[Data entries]
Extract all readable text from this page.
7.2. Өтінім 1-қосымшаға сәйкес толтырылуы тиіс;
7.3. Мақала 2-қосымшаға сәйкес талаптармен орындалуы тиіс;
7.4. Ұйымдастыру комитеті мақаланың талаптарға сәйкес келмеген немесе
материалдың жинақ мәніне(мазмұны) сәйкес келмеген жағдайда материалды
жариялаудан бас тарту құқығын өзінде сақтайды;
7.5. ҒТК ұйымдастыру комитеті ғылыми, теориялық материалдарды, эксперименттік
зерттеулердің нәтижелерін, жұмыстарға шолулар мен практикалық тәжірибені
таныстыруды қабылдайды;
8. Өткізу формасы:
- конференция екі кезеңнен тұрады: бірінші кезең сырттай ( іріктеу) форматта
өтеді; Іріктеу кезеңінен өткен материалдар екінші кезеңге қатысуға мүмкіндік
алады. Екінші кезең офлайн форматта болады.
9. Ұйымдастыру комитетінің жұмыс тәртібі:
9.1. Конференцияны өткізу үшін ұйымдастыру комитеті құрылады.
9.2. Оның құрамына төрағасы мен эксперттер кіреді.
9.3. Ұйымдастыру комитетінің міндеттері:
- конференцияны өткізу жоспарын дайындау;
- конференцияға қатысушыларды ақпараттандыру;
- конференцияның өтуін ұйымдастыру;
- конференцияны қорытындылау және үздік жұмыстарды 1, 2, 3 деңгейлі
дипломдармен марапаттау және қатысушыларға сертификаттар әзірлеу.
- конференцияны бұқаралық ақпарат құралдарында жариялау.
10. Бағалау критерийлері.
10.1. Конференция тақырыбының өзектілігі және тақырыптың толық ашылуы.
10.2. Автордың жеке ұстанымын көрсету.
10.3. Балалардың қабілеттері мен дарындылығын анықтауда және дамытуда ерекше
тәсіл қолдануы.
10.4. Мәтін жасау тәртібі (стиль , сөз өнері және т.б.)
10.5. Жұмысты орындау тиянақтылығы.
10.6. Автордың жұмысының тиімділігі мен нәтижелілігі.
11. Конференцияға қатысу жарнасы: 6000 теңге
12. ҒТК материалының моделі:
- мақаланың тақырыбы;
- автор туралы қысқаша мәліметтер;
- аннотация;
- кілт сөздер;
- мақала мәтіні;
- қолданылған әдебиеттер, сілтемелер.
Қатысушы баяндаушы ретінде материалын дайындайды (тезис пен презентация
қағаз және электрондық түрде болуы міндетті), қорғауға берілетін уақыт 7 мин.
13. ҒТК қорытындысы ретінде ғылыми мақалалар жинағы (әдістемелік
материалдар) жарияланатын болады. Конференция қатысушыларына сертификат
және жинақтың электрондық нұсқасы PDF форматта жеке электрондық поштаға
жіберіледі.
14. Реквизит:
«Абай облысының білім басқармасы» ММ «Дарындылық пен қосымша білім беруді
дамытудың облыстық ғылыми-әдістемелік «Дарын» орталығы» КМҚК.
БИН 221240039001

- Given problem -
Filter for "электрондық". Return all lines that hold it.

- Expected answer -
қағаз және электрондық түрде болуы міндетті), қорғауға берілетін уақыт 7 мин.
және жинақтың электрондық нұсқасы PDF форматта жеке электрондық поштаға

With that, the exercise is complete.